Scan each line of the records for the word "JSON" and extract the ones that have it.

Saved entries

******

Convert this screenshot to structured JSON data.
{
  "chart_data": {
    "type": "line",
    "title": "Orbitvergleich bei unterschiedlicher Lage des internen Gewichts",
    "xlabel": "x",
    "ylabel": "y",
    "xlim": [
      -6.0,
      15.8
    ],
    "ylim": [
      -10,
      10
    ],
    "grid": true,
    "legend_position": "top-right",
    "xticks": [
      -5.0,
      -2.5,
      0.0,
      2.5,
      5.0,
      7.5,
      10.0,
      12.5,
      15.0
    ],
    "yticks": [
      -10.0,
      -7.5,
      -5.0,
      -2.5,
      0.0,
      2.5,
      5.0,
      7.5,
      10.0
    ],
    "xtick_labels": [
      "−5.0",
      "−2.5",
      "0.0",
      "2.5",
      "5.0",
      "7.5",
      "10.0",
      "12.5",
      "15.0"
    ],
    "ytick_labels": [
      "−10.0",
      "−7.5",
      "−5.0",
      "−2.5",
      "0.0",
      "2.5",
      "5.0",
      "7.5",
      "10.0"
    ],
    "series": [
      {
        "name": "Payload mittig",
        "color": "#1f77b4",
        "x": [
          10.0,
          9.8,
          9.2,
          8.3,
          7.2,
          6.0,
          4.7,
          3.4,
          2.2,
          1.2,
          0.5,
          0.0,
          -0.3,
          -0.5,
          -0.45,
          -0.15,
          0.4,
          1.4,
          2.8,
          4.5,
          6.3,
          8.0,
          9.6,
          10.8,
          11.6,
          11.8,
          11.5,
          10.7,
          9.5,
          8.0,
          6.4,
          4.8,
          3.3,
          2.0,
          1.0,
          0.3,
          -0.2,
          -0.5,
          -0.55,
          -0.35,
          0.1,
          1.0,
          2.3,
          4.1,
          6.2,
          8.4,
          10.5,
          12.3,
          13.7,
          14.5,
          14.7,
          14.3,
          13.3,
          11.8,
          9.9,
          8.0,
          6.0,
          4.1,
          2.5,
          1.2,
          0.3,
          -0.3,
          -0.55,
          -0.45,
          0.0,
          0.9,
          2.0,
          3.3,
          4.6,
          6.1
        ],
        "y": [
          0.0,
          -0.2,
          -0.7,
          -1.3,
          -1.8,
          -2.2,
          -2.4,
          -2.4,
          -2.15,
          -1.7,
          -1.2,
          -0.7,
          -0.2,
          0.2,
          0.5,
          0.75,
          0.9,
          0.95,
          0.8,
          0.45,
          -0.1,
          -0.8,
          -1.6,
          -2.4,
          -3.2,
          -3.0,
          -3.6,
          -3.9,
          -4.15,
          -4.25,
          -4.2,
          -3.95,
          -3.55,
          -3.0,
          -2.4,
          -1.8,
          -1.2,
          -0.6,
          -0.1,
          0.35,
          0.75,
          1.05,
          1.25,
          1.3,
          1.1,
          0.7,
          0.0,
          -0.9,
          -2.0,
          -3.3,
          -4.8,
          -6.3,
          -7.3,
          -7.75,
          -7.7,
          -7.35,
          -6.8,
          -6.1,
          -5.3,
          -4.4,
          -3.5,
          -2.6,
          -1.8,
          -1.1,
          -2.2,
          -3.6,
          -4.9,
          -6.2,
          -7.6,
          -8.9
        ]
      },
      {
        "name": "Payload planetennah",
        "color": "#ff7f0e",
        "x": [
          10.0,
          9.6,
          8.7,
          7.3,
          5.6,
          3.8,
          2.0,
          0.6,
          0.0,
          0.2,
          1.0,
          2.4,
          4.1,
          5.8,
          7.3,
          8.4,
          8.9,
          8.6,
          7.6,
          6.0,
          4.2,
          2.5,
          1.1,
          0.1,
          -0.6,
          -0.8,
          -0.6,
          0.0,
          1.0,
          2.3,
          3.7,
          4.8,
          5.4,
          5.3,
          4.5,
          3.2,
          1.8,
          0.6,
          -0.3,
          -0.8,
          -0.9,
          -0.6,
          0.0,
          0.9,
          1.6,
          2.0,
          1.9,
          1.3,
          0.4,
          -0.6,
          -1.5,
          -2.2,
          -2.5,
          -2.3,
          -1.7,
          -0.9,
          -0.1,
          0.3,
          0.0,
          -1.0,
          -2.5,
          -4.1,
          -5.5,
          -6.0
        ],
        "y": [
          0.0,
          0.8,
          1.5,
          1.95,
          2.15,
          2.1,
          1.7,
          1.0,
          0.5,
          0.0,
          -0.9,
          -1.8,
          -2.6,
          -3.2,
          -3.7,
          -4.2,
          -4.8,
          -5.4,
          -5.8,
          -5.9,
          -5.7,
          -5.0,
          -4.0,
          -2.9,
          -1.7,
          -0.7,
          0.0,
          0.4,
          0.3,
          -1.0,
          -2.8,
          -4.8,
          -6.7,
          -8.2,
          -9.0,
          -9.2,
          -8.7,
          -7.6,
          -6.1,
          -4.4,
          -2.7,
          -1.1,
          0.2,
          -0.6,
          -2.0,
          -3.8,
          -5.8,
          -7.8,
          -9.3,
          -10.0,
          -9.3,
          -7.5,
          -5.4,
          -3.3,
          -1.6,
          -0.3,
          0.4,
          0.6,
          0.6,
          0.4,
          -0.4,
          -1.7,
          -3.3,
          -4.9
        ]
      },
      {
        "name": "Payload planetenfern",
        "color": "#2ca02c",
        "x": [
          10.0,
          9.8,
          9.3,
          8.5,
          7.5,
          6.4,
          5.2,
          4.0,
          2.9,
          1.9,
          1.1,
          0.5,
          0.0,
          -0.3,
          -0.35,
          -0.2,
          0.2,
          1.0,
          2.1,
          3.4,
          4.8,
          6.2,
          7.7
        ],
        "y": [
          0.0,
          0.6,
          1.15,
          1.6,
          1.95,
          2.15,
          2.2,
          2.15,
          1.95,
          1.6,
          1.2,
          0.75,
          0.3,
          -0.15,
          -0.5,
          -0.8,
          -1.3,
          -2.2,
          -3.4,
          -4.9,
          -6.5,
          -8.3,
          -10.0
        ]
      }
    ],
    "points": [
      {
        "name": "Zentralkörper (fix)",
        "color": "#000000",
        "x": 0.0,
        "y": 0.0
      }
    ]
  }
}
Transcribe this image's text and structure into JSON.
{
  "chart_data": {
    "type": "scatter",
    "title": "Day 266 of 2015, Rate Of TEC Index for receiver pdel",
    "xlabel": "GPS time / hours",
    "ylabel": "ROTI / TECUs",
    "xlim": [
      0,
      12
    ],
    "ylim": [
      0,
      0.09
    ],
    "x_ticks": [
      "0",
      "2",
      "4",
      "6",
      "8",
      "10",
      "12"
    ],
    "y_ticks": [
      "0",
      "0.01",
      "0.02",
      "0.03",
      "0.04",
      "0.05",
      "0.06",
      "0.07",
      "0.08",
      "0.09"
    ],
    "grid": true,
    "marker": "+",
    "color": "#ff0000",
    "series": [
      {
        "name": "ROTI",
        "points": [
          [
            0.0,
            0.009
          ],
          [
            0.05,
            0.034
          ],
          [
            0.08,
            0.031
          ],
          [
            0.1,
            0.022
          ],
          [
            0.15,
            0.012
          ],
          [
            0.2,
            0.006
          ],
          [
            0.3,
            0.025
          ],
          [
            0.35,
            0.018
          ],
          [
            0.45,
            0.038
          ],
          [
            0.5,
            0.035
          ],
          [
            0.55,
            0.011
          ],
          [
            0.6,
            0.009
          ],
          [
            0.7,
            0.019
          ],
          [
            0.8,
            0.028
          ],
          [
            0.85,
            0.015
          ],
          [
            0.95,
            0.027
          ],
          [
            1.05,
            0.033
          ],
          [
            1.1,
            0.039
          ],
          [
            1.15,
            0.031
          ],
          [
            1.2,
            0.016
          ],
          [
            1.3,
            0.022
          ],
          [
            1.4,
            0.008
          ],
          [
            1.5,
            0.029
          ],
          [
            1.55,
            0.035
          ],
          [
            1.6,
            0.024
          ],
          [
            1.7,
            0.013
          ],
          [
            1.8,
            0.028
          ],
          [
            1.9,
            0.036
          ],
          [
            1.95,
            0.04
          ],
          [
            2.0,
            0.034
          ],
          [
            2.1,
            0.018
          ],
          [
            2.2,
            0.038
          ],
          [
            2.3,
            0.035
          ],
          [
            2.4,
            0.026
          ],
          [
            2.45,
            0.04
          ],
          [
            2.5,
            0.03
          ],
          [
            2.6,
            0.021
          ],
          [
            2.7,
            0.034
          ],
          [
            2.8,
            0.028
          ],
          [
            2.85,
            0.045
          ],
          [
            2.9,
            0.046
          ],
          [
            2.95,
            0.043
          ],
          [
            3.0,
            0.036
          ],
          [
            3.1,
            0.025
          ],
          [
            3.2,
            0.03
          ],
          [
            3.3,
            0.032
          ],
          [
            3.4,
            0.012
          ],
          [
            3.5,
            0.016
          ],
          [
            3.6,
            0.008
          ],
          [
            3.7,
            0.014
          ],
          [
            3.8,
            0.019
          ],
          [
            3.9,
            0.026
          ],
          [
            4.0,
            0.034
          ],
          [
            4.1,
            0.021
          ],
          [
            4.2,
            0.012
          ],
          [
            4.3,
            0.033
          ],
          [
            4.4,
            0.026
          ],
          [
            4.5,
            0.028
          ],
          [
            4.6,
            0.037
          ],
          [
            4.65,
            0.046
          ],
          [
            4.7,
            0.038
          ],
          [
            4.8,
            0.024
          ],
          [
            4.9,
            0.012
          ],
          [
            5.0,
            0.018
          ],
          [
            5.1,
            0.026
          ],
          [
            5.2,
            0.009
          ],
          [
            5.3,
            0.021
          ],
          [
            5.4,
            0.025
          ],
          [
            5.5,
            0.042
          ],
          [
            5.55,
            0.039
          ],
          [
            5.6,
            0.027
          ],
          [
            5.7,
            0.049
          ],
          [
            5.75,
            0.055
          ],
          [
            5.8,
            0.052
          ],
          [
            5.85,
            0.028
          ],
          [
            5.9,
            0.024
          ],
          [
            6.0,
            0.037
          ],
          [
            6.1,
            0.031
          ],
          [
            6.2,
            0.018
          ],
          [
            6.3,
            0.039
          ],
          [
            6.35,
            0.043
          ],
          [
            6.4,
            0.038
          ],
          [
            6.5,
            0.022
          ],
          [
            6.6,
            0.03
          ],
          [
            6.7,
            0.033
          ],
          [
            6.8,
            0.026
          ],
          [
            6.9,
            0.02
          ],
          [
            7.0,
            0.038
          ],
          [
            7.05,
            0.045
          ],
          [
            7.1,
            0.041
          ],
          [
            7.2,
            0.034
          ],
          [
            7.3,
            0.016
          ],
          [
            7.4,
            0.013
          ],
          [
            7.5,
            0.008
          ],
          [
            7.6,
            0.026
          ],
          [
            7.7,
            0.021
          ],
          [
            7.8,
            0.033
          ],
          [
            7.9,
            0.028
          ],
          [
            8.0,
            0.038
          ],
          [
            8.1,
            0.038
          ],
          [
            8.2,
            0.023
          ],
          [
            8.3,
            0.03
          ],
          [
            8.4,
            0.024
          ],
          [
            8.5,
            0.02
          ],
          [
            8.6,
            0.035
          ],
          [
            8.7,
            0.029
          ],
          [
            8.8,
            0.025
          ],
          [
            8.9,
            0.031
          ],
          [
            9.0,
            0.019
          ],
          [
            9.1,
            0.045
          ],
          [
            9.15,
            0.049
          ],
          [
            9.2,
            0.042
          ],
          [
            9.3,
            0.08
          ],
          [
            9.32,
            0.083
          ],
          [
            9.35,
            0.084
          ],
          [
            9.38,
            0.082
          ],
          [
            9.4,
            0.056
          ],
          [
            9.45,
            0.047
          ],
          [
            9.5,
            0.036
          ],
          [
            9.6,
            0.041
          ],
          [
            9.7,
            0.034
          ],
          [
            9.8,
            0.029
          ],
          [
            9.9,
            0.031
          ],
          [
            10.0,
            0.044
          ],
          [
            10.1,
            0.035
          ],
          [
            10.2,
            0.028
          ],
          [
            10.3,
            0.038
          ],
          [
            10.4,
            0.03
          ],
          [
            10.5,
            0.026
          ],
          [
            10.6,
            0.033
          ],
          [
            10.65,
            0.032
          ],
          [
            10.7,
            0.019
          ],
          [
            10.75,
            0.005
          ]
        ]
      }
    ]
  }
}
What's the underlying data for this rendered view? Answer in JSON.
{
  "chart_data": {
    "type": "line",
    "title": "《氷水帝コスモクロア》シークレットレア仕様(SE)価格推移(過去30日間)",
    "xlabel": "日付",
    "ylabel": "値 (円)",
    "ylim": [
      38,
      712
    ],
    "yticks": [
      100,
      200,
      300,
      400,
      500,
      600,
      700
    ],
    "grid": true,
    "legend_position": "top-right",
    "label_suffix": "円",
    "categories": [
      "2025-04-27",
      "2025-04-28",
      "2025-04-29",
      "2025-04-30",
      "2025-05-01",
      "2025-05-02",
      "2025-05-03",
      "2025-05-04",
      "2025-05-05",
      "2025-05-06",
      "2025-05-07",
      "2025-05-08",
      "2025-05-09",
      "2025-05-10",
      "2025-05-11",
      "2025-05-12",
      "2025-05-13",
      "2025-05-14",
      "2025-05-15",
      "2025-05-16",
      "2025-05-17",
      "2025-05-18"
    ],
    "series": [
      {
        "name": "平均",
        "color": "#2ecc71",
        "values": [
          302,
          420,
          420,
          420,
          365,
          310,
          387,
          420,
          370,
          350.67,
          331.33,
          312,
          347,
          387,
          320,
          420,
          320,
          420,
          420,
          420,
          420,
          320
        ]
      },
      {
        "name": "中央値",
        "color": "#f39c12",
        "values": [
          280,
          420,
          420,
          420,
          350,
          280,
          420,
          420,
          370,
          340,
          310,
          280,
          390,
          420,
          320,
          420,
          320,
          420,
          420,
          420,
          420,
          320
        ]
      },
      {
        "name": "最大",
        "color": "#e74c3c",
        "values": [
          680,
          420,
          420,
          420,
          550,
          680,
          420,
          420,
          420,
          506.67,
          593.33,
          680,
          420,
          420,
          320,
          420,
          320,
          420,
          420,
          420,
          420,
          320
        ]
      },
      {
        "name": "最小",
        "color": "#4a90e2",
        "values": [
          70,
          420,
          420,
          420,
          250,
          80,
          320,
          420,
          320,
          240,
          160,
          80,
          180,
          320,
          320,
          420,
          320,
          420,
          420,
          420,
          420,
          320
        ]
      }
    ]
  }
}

******

# SOLUTION BELOW
Convert this screenshot to structured JSON data.
Transcribe this image's text and structure into JSON.
What's the underlying data for this rendered view? Answer in JSON.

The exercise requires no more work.